[begin Material]

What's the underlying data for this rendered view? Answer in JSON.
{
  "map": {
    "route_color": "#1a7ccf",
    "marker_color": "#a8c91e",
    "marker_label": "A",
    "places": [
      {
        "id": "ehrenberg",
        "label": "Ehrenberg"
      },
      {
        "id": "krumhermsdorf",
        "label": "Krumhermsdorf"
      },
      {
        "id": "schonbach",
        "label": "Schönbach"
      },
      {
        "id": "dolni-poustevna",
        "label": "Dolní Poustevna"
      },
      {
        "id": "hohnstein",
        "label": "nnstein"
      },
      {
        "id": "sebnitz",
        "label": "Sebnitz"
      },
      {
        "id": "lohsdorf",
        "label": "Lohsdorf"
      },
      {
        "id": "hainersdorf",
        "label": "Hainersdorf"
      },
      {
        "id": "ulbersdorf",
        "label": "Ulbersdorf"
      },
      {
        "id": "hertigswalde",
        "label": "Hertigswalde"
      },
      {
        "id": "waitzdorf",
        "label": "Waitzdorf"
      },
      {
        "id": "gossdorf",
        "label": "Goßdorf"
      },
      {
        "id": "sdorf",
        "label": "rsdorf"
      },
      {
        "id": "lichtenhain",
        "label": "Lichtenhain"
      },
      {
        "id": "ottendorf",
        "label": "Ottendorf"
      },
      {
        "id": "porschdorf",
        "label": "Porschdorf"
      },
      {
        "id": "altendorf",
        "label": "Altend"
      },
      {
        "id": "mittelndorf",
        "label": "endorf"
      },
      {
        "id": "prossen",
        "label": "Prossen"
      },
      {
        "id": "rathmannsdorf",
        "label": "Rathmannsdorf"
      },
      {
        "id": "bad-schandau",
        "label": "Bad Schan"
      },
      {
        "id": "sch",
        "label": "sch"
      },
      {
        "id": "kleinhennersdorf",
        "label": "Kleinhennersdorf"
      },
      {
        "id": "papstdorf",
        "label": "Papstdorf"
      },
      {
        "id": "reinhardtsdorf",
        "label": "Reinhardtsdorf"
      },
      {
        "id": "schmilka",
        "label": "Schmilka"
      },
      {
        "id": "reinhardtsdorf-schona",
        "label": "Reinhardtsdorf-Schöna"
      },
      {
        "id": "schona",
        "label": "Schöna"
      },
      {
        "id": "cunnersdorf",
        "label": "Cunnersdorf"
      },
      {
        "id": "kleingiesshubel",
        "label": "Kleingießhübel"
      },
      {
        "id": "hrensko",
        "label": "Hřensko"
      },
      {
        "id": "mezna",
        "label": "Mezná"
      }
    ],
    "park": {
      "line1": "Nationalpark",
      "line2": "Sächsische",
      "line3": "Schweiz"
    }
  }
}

[end Material]

## Stated exercise
Copy all the records above exactly, missing none.

## Answer for the task
What's the underlying data for this rendered view? Answer in JSON.
{
  "map": {
    "route_color": "#1a7ccf",
    "marker_color": "#a8c91e",
    "marker_label": "A",
    "places": [
      {
        "id": "ehrenberg",
        "label": "Ehrenberg"
      },
      {
        "id": "krumhermsdorf",
        "label": "Krumhermsdorf"
      },
      {
        "id": "schonbach",
        "label": "Schönbach"
      },
      {
        "id": "dolni-poustevna",
        "label": "Dolní Poustevna"
      },
      {
        "id": "hohnstein",
        "label": "nnstein"
      },
      {
        "id": "sebnitz",
        "label": "Sebnitz"
      },
      {
        "id": "lohsdorf",
        "label": "Lohsdorf"
      },
      {
        "id": "hainersdorf",
        "label": "Hainersdorf"
      },
      {
        "id": "ulbersdorf",
        "label": "Ulbersdorf"
      },
      {
        "id": "hertigswalde",
        "label": "Hertigswalde"
      },
      {
        "id": "waitzdorf",
        "label": "Waitzdorf"
      },
      {
        "id": "gossdorf",
        "label": "Goßdorf"
      },
      {
        "id": "sdorf",
        "label": "rsdorf"
      },
      {
        "id": "lichtenhain",
        "label": "Lichtenhain"
      },
      {
        "id": "ottendorf",
        "label": "Ottendorf"
      },
      {
        "id": "porschdorf",
        "label": "Porschdorf"
      },
      {
        "id": "altendorf",
        "label": "Altend"
      },
      {
        "id": "mittelndorf",
        "label": "endorf"
      },
      {
        "id": "prossen",
        "label": "Prossen"
      },
      {
        "id": "rathmannsdorf",
        "label": "Rathmannsdorf"
      },
      {
        "id": "bad-schandau",
        "label": "Bad Schan"
      },
      {
        "id": "sch",
        "label": "sch"
      },
      {
        "id": "kleinhennersdorf",
        "label": "Kleinhennersdorf"
      },
      {
        "id": "papstdorf",
        "label": "Papstdorf"
      },
      {
        "id": "reinhardtsdorf",
        "label": "Reinhardtsdorf"
      },
      {
        "id": "schmilka",
        "label": "Schmilka"
      },
      {
        "id": "reinhardtsdorf-schona",
        "label": "Reinhardtsdorf-Schöna"
      },
      {
        "id": "schona",
        "label": "Schöna"
      },
      {
        "id": "cunnersdorf",
        "label": "Cunnersdorf"
      },
      {
        "id": "kleingiesshubel",
        "label": "Kleingießhübel"
      },
      {
        "id": "hrensko",
        "label": "Hřensko"
      },
      {
        "id": "mezna",
        "label": "Mezná"
      }
    ],
    "park": {
      "line1": "Nationalpark",
      "line2": "Sächsische",
      "line3": "Schweiz"
    }
  }
}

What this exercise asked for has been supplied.